▶ _What the exercise asks_:
Gather each line of the records where "text" appears.

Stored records
===

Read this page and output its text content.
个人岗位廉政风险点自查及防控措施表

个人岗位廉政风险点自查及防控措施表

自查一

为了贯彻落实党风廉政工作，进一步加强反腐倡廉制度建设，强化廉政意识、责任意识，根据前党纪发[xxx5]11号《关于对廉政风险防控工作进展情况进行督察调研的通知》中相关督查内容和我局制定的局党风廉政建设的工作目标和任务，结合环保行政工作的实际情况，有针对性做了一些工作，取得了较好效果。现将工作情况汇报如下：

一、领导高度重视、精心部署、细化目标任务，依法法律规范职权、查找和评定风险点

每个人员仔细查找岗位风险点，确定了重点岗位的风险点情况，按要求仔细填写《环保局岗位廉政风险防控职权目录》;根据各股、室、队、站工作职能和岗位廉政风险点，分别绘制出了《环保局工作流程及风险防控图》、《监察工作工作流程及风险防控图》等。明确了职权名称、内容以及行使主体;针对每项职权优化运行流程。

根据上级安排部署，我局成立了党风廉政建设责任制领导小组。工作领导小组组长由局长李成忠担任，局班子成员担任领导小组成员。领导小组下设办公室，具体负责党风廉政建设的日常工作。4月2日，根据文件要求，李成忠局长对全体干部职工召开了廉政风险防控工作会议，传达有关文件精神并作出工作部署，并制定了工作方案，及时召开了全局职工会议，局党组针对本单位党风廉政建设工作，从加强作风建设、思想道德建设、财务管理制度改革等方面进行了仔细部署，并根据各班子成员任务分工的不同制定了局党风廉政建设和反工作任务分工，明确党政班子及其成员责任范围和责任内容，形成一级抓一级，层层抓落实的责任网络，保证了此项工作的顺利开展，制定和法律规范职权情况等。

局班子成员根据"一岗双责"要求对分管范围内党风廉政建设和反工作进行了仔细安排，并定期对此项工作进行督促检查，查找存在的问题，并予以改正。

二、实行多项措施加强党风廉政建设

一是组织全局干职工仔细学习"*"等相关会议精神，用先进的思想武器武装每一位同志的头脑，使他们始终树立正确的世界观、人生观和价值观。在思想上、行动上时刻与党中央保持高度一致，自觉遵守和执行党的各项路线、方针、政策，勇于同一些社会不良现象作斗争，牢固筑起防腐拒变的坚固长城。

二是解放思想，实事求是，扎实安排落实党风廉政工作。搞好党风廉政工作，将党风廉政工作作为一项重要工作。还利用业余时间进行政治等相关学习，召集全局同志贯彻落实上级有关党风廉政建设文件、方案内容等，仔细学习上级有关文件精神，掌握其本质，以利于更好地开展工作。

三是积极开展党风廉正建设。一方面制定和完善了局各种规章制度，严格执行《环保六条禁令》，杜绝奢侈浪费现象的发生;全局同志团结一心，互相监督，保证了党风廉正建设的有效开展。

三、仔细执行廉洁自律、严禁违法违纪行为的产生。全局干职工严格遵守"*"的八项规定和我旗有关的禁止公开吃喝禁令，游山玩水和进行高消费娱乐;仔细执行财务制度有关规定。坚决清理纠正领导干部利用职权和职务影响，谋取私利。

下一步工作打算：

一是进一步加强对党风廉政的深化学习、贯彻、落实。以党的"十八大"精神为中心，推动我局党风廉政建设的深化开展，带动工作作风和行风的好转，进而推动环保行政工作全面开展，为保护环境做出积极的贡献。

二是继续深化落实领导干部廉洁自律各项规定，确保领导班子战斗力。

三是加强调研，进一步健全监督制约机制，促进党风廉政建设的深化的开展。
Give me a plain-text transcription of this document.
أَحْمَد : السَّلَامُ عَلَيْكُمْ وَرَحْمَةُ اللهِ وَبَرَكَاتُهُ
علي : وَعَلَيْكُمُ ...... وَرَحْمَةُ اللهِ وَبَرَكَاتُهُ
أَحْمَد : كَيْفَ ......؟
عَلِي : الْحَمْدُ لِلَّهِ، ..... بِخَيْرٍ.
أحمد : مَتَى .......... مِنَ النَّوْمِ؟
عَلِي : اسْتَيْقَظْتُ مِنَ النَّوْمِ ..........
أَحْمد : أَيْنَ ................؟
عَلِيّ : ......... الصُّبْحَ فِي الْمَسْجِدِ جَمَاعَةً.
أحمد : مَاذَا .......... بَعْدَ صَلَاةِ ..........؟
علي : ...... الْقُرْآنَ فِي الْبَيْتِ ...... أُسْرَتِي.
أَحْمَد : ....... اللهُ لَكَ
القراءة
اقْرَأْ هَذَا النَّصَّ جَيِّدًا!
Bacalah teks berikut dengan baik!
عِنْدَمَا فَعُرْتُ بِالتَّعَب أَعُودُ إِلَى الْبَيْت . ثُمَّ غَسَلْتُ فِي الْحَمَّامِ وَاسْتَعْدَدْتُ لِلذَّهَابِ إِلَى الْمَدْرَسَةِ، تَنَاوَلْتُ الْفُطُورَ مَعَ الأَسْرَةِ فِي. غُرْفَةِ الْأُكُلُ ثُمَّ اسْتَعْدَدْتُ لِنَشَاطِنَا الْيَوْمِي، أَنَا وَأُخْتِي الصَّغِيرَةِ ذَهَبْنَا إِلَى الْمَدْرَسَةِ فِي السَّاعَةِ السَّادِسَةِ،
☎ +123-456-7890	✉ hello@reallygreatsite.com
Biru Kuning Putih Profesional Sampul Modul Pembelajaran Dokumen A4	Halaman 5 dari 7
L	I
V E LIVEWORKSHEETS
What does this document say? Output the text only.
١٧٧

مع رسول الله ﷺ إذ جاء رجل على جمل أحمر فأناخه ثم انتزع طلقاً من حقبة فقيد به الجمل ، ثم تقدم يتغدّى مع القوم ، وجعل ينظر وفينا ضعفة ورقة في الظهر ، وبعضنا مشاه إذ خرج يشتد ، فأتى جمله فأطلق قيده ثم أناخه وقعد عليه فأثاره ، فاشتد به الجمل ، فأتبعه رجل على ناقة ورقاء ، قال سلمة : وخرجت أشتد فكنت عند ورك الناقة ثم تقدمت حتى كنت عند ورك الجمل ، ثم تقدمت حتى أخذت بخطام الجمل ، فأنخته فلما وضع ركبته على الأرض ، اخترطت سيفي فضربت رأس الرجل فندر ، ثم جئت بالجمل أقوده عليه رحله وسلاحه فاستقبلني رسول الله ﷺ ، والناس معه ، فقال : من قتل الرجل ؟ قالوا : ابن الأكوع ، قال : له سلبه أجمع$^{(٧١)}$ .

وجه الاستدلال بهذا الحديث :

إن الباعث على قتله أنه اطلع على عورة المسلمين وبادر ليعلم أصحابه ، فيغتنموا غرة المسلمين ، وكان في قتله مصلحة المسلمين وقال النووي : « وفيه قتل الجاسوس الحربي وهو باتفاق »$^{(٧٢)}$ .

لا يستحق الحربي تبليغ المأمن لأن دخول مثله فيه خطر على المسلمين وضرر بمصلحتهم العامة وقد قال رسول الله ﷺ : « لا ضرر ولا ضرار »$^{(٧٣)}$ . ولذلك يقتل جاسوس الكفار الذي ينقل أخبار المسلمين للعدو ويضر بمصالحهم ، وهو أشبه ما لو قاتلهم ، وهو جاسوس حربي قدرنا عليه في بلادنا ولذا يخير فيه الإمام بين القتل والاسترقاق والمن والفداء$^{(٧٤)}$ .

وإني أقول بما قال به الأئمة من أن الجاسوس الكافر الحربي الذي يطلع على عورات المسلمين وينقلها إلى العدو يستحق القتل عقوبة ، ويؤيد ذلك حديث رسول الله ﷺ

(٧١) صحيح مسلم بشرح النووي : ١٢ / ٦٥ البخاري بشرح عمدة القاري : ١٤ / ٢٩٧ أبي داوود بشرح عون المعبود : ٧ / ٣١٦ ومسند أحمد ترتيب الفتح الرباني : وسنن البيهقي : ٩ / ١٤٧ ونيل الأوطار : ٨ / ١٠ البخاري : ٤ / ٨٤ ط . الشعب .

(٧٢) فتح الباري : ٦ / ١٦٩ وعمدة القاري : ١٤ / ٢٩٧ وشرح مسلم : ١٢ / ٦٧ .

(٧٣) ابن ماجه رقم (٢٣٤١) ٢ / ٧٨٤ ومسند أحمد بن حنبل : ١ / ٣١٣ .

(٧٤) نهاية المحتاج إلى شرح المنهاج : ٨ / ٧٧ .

===

▶ _Task result_:
Read this page and output its text content.
Give me a plain-text transcription of this document.
What does this document say? Output the text only.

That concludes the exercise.